INSTRUCTIONS FOR THE TASK → Of all the lines in the records below, how many hold the word "невырождено"? Give the number alone.

SUPPLIED MATERIAL →
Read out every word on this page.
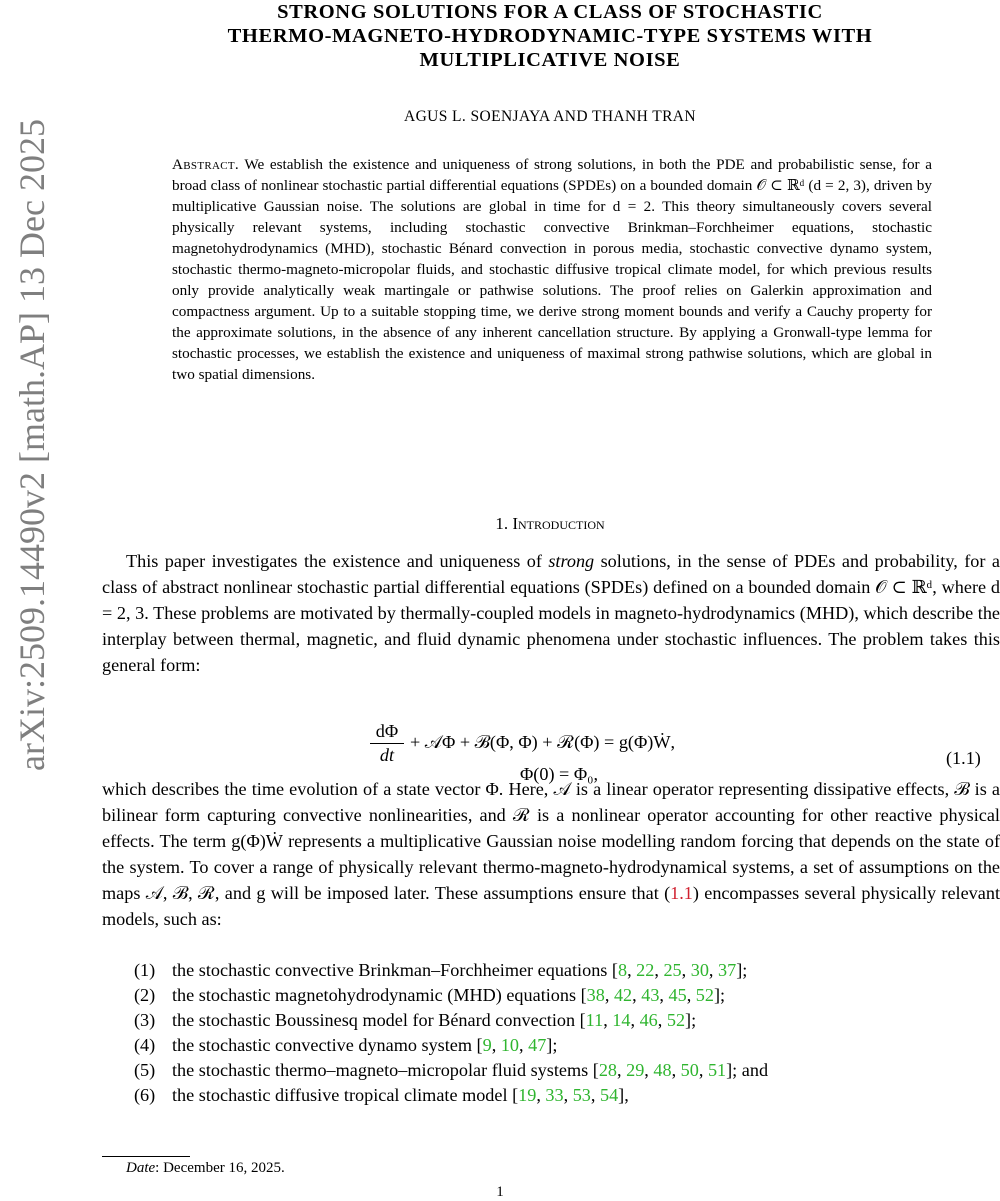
arXiv:2509.14490v2 [math.AP] 13 Dec 2025
STRONG SOLUTIONS FOR A CLASS OF STOCHASTIC
THERMO-MAGNETO-HYDRODYNAMIC-TYPE SYSTEMS WITH
MULTIPLICATIVE NOISE
AGUS L. SOENJAYA AND THANH TRAN
Abstract. We establish the existence and uniqueness of strong solutions, in both the PDE and probabilistic sense, for a broad class of nonlinear stochastic partial differential equations (SPDEs) on a bounded domain 𝒪 ⊂ ℝᵈ (d = 2, 3), driven by multiplicative Gaussian noise. The solutions are global in time for d = 2. This theory simultaneously covers several physically relevant systems, including stochastic convective Brinkman–Forchheimer equations, stochastic magnetohydrodynamics (MHD), stochastic Bénard convection in porous media, stochastic convective dynamo system, stochastic thermo-magneto-micropolar fluids, and stochastic diffusive tropical climate model, for which previous results only provide analytically weak martingale or pathwise solutions. The proof relies on Galerkin approximation and compactness argument. Up to a suitable stopping time, we derive strong moment bounds and verify a Cauchy property for the approximate solutions, in the absence of any inherent cancellation structure. By applying a Gronwall-type lemma for stochastic processes, we establish the existence and uniqueness of maximal strong pathwise solutions, which are global in two spatial dimensions.
1. Introduction
This paper investigates the existence and uniqueness of strong solutions, in the sense of PDEs and probability, for a class of abstract nonlinear stochastic partial differential equations (SPDEs) defined on a bounded domain 𝒪 ⊂ ℝᵈ, where d = 2, 3. These problems are motivated by thermally-coupled models in magneto-hydrodynamics (MHD), which describe the interplay between thermal, magnetic, and fluid dynamic phenomena under stochastic influences. The problem takes this general form:
$\frac{d\Phi}{dt}$ + 𝒜Φ + ℬ(Φ, Φ) + ℛ(Φ) = g(Φ)Ẇ,
Φ(0) = Φ₀,
(1.1)
which describes the time evolution of a state vector Φ. Here, 𝒜 is a linear operator representing dissipative effects, ℬ is a bilinear form capturing convective nonlinearities, and ℛ is a nonlinear operator accounting for other reactive physical effects. The term g(Φ)Ẇ represents a multiplicative Gaussian noise modelling random forcing that depends on the state of the system. To cover a range of physically relevant thermo-magneto-hydrodynamical systems, a set of assumptions on the maps 𝒜, ℬ, ℛ, and g will be imposed later. These assumptions ensure that (1.1) encompasses several physically relevant models, such as:
(1) the stochastic convective Brinkman–Forchheimer equations [8, 22, 25, 30, 37];
(2) the stochastic magnetohydrodynamic (MHD) equations [38, 42, 43, 45, 52];
(3) the stochastic Boussinesq model for Bénard convection [11, 14, 46, 52];
(4) the stochastic convective dynamo system [9, 10, 47];
(5) the stochastic thermo–magneto–micropolar fluid systems [28, 29, 48, 50, 51]; and
(6) the stochastic diffusive tropical climate model [19, 33, 53, 54],
Date: December 16, 2025.
1
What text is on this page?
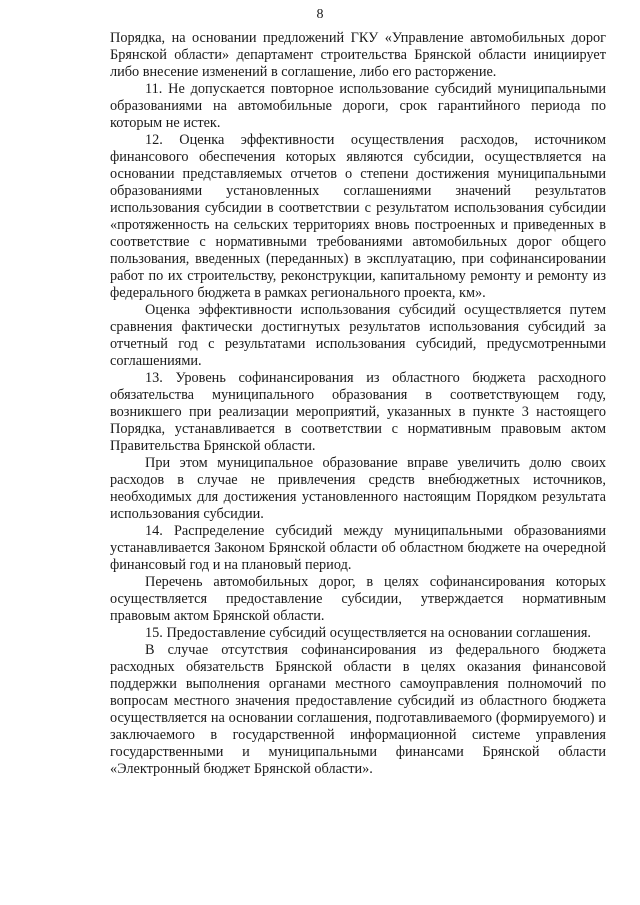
8

Порядка, на основании предложений ГКУ «Управление автомобильных дорог Брянской области» департамент строительства Брянской области инициирует либо внесение изменений в соглашение, либо его расторжение.

11. Не допускается повторное использование субсидий муниципальными образованиями на автомобильные дороги, срок гарантийного периода по которым не истек.

12. Оценка эффективности осуществления расходов, источником финансового обеспечения которых являются субсидии, осуществляется на основании представляемых отчетов о степени достижения муниципальными образованиями установленных соглашениями значений результатов использования субсидии в соответствии с результатом использования субсидии «протяженность на сельских территориях вновь построенных и приведенных в соответствие с нормативными требованиями автомобильных дорог общего пользования, введенных (переданных) в эксплуатацию, при софинансировании работ по их строительству, реконструкции, капитальному ремонту и ремонту из федерального бюджета в рамках регионального проекта, км».

Оценка эффективности использования субсидий осуществляется путем сравнения фактически достигнутых результатов использования субсидий за отчетный год с результатами использования субсидий, предусмотренными соглашениями.

13. Уровень софинансирования из областного бюджета расходного обязательства муниципального образования в соответствующем году, возникшего при реализации мероприятий, указанных в пункте 3 настоящего Порядка, устанавливается в соответствии с нормативным правовым актом Правительства Брянской области.

При этом муниципальное образование вправе увеличить долю своих расходов в случае не привлечения средств внебюджетных источников, необходимых для достижения установленного настоящим Порядком результата использования субсидии.

14. Распределение субсидий между муниципальными образованиями устанавливается Законом Брянской области об областном бюджете на очередной финансовый год и на плановый период.

Перечень автомобильных дорог, в целях софинансирования которых осуществляется предоставление субсидии, утверждается нормативным правовым актом Брянской области.

15. Предоставление субсидий осуществляется на основании соглашения.

В случае отсутствия софинансирования из федерального бюджета расходных обязательств Брянской области в целях оказания финансовой поддержки выполнения органами местного самоуправления полномочий по вопросам местного значения предоставление субсидий из областного бюджета осуществляется на основании соглашения, подготавливаемого (формируемого) и заключаемого в государственной информационной системе управления государственными и муниципальными финансами Брянской области «Электронный бюджет Брянской области».
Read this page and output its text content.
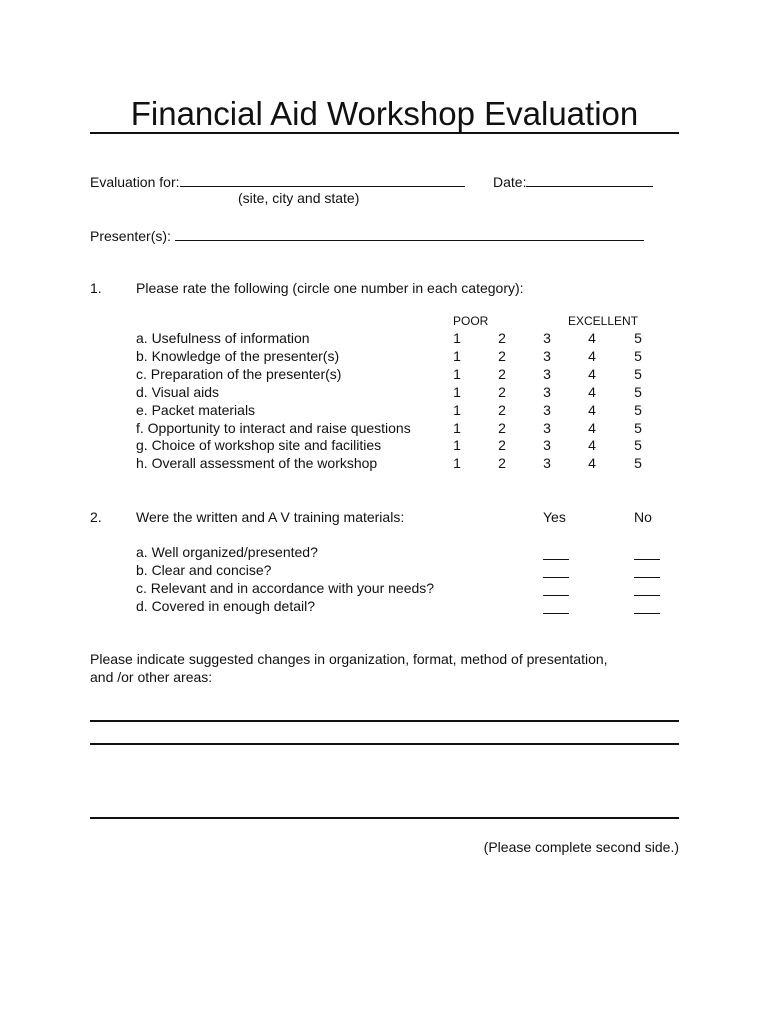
Financial Aid Workshop Evaluation
Evaluation for:	Date:
(site, city and state)
Presenter(s):
1. Please rate the following (circle one number in each category):
POOR	EXCELLENT
a. Usefulness of information	1	2	3	4	5
b. Knowledge of the presenter(s)	1	2	3	4	5
c. Preparation of the presenter(s)	1	2	3	4	5
d. Visual aids	1	2	3	4	5
e. Packet materials	1	2	3	4	5
f. Opportunity to interact and raise questions	1	2	3	4	5
g. Choice of workshop site and facilities	1	2	3	4	5
h. Overall assessment of the workshop	1	2	3	4	5
2. Were the written and A V training materials:	Yes	No
a. Well organized/presented?
b. Clear and concise?
c. Relevant and in accordance with your needs?
d. Covered in enough detail?
Please indicate suggested changes in organization, format, method of presentation,
and /or other areas:
(Please complete second side.)
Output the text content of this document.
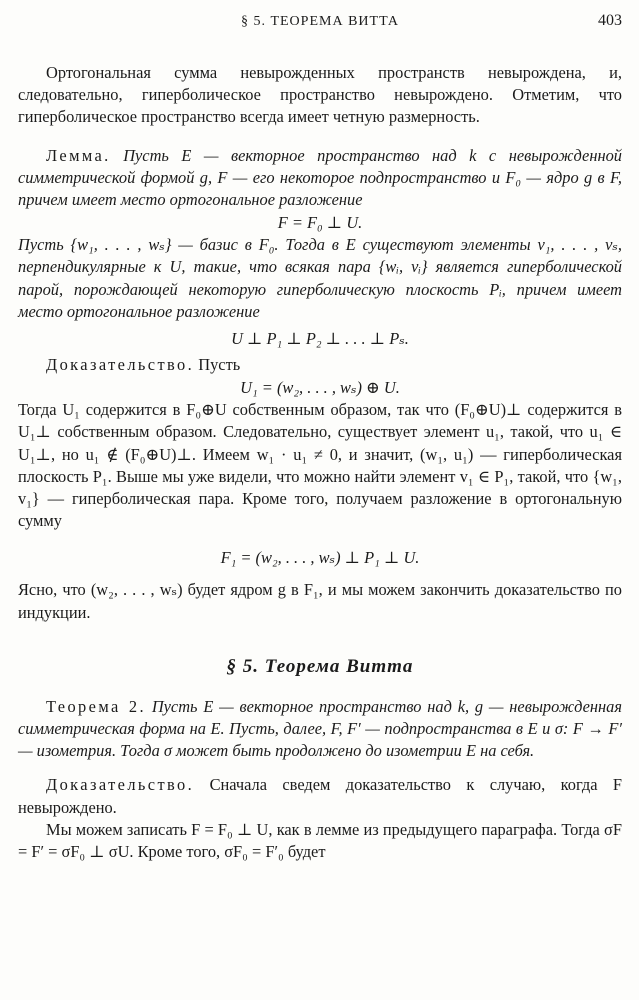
§ 5. ТЕОРЕМА ВИТТА	403

Ортогональная сумма невырожденных пространств невырождена, и, следовательно, гиперболическое пространство невырождено. Отметим, что гиперболическое пространство всегда имеет четную размерность.

Лемма. Пусть E — векторное пространство над k с невырожденной симметрической формой g, F — его некоторое подпространство и F₀ — ядро g в F, причем имеет место ортогональное разложение

F = F₀ ⊥ U.

Пусть {w₁, . . . , wₛ} — базис в F₀. Тогда в E существуют элементы v₁, . . . , vₛ, перпендикулярные к U, такие, что всякая пара {wᵢ, vᵢ} является гиперболической парой, порождающей некоторую гиперболическую плоскость Pᵢ, причем имеет место ортогональное разложение

U ⊥ P₁ ⊥ P₂ ⊥ . . . ⊥ Pₛ.

Доказательство. Пусть

U₁ = (w₂, . . . , wₛ) ⊕ U.

Тогда U₁ содержится в F₀⊕U собственным образом, так что (F₀⊕U)⊥ содержится в U₁⊥ собственным образом. Следовательно, существует элемент u₁, такой, что u₁ ∈ U₁⊥, но u₁ ∉ (F₀⊕U)⊥. Имеем w₁ · u₁ ≠ 0, и значит, (w₁, u₁) — гиперболическая плоскость P₁. Выше мы уже видели, что можно найти элемент v₁ ∈ P₁, такой, что {w₁, v₁} — гиперболическая пара. Кроме того, получаем разложение в ортогональную сумму

F₁ = (w₂, . . . , wₛ) ⊥ P₁ ⊥ U.

Ясно, что (w₂, . . . , wₛ) будет ядром g в F₁, и мы можем закончить доказательство по индукции.

§ 5. Теорема Витта

Теорема 2. Пусть E — векторное пространство над k, g — невырожденная симметрическая форма на E. Пусть, далее, F, F′ — подпространства в E и σ: F → F′ — изометрия. Тогда σ может быть продолжено до изометрии E на себя.

Доказательство. Сначала сведем доказательство к случаю, когда F невырождено.

Мы можем записать F = F₀ ⊥ U, как в лемме из предыдущего параграфа. Тогда σF = F′ = σF₀ ⊥ σU. Кроме того, σF₀ = F′₀ будет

EXERCISE ANSWER → 2